Request: Select from the data all lines with the word "adding".

Stored entries:
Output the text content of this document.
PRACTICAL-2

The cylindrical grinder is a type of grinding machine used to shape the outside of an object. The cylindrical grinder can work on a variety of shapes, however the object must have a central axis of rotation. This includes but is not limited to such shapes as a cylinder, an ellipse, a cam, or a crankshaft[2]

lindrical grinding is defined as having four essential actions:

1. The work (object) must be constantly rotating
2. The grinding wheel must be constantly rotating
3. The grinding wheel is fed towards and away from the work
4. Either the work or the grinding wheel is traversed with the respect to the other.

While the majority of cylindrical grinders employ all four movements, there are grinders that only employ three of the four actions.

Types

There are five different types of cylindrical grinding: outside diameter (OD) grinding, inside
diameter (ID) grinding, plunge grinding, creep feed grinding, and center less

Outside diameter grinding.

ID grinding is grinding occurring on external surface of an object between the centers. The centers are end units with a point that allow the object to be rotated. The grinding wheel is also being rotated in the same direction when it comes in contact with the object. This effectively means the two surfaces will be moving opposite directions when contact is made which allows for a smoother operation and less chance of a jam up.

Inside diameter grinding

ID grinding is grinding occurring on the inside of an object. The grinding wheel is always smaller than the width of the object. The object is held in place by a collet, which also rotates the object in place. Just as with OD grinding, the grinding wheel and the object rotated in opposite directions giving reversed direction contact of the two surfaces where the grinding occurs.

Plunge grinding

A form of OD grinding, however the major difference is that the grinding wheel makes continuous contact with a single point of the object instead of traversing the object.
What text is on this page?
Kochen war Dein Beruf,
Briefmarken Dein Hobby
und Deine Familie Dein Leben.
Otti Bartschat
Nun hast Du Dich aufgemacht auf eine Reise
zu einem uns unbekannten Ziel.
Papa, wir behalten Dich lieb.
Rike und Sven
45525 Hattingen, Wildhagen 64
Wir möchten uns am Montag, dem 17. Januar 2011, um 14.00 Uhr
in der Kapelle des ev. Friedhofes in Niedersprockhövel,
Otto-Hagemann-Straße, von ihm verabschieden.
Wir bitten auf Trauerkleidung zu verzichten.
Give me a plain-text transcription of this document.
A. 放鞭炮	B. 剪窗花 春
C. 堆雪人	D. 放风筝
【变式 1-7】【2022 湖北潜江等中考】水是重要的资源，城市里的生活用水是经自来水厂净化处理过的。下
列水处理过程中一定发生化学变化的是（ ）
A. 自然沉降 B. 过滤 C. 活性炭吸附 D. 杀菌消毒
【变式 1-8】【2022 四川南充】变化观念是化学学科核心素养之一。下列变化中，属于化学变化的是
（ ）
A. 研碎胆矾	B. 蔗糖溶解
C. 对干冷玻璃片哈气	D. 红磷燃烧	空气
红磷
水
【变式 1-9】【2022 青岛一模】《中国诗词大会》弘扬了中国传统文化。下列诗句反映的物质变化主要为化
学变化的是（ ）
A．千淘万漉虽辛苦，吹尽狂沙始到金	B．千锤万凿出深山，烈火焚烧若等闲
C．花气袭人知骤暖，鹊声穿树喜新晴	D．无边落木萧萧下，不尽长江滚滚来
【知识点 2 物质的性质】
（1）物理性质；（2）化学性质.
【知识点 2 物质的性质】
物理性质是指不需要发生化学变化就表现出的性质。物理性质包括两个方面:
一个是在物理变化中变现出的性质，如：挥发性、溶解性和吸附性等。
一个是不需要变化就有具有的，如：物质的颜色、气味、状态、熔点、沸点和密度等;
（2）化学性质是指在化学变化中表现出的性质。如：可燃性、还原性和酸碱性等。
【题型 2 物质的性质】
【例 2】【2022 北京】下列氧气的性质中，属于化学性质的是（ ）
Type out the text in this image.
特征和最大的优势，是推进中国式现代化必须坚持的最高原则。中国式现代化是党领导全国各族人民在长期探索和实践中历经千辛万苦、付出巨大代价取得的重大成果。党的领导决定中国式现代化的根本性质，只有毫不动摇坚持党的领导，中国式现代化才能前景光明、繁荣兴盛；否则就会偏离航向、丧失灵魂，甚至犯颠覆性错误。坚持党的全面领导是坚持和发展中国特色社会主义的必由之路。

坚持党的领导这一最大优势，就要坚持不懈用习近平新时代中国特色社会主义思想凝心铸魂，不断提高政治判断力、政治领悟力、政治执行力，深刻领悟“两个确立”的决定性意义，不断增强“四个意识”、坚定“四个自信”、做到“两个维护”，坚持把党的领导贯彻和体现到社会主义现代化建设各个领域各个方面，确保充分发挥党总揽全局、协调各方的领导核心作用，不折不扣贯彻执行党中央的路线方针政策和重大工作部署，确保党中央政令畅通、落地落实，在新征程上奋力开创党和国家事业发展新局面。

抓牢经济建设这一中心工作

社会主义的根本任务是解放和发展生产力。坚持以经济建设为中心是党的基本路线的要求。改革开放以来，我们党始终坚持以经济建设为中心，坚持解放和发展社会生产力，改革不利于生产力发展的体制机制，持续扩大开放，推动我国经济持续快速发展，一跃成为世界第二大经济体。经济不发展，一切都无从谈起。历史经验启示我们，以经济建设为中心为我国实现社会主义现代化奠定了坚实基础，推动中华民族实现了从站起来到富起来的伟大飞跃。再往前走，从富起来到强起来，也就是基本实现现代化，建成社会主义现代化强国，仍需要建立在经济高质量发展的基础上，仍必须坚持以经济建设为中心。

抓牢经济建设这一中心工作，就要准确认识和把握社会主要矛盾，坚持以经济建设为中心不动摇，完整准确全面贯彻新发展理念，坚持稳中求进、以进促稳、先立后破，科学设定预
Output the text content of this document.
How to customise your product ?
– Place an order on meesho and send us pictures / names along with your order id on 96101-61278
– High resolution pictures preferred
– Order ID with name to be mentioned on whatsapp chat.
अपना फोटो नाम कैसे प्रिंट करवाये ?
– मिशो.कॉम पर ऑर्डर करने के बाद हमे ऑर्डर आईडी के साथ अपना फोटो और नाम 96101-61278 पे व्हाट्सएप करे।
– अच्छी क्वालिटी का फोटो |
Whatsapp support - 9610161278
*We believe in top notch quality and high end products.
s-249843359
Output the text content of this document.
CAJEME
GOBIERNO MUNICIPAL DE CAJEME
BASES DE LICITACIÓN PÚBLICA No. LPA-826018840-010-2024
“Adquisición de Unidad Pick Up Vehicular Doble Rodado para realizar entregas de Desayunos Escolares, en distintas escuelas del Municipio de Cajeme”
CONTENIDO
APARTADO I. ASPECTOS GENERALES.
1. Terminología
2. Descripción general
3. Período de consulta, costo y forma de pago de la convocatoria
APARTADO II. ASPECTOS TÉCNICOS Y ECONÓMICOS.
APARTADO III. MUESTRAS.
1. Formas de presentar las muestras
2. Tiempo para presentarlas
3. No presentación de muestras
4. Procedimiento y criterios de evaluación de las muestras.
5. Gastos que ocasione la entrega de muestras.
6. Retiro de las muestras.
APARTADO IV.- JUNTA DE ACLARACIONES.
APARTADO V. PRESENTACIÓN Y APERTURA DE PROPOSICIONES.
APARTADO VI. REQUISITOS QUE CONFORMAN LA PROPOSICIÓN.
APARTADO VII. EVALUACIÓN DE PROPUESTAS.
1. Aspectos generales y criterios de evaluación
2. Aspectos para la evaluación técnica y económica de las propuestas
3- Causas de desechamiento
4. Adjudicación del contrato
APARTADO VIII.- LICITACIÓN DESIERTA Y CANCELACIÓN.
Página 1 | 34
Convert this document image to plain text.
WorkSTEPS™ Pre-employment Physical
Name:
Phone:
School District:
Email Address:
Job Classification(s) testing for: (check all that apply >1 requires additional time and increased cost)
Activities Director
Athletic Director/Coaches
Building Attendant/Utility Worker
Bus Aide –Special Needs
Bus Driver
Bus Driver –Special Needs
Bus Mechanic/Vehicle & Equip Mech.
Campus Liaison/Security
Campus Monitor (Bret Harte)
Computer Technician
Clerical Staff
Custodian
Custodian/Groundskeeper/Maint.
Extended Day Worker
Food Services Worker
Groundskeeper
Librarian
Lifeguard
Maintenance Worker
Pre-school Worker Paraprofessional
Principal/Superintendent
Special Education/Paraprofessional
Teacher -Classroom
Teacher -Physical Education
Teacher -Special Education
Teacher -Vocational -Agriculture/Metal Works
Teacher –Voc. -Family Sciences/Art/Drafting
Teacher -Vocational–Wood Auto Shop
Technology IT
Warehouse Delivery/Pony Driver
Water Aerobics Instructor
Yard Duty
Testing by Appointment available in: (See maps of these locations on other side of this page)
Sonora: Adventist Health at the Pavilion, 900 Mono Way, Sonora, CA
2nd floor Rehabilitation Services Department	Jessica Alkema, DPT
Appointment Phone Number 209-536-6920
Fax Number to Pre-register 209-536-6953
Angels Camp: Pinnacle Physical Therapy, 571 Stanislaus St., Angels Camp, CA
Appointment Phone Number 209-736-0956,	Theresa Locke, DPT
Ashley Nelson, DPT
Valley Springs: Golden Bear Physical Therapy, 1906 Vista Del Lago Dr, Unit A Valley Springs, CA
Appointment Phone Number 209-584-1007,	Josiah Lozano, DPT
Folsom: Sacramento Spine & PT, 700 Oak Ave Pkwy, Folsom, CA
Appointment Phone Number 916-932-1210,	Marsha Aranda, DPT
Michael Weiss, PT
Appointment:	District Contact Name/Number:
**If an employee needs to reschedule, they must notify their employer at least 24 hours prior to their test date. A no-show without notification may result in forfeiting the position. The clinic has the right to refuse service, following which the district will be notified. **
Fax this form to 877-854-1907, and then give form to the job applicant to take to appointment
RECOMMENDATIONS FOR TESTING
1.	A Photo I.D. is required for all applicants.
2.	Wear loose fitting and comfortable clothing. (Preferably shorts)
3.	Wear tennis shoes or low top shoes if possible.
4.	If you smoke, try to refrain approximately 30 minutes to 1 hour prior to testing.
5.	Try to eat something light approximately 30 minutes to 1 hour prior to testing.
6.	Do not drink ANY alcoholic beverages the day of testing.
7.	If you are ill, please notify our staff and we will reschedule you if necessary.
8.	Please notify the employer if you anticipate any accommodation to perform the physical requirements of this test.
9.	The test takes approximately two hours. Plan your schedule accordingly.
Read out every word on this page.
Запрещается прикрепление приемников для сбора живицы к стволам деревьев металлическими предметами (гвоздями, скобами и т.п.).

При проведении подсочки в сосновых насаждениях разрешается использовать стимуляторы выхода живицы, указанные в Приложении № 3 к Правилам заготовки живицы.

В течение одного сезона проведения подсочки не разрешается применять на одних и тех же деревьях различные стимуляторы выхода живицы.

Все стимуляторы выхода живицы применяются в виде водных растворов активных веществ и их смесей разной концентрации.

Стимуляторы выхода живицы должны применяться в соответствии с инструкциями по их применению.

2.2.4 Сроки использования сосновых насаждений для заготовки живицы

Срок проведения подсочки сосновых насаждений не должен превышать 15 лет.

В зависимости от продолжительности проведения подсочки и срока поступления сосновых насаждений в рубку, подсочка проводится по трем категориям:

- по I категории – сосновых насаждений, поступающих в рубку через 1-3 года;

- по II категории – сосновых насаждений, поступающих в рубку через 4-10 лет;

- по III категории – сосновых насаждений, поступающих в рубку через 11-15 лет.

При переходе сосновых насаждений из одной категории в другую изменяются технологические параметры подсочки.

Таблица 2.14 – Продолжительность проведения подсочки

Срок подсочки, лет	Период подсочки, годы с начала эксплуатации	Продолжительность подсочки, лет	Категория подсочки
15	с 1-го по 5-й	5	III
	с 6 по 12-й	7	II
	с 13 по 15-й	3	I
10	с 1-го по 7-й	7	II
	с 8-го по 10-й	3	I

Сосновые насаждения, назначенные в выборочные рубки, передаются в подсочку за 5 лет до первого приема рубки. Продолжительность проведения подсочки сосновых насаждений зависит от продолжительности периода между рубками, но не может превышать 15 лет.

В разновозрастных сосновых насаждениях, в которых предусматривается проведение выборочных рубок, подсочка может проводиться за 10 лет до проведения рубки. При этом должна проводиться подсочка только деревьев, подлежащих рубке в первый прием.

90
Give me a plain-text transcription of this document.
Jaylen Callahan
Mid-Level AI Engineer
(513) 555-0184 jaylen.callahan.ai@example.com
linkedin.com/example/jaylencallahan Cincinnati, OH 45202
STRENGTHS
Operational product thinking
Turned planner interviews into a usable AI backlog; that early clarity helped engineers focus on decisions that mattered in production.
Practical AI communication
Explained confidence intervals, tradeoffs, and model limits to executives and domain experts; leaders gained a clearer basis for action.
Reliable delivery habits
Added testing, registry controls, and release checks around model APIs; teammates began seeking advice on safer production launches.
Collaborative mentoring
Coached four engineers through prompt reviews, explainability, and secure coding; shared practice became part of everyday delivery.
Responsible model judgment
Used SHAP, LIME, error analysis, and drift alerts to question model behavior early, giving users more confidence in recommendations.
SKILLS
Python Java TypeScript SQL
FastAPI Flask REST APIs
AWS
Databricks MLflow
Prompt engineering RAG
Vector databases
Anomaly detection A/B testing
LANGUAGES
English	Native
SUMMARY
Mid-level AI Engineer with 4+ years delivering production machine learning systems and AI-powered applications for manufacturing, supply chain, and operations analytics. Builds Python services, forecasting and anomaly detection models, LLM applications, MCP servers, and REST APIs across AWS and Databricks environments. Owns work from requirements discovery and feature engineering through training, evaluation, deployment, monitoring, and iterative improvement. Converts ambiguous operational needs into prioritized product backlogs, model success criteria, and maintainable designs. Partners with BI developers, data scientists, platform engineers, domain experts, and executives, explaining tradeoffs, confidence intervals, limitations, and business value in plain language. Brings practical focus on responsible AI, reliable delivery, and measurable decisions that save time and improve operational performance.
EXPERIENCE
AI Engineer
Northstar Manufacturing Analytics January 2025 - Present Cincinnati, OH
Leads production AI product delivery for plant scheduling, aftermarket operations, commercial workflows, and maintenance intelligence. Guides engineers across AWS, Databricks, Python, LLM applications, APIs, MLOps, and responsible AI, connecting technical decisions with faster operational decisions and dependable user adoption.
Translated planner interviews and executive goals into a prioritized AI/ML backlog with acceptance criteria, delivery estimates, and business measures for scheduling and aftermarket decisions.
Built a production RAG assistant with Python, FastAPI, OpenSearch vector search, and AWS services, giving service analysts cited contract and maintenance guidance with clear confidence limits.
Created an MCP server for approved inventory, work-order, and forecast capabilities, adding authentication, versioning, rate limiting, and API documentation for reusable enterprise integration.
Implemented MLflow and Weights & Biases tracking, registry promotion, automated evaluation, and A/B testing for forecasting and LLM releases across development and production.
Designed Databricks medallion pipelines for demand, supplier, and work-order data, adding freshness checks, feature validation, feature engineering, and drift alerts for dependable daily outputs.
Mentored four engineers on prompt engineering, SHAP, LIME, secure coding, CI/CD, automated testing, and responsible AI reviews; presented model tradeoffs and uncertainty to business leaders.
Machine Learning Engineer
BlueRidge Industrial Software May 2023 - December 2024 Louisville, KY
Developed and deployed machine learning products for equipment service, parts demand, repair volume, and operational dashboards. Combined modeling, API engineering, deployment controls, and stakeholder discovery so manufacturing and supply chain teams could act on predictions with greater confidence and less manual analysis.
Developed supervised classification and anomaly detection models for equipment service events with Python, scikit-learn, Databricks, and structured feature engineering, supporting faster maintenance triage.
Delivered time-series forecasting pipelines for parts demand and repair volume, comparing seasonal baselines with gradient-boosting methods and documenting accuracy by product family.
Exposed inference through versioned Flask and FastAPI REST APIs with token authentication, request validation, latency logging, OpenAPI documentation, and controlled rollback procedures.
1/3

Solution to this exercise:
Created an MCP server for approved inventory, work-order, and forecast capabilities, adding authentication, versioning, rate limiting, and API documentation for reusable enterprise integration.
Designed Databricks medallion pipelines for demand, supplier, and work-order data, adding freshness checks, feature validation, feature engineering, and drift alerts for dependable daily outputs.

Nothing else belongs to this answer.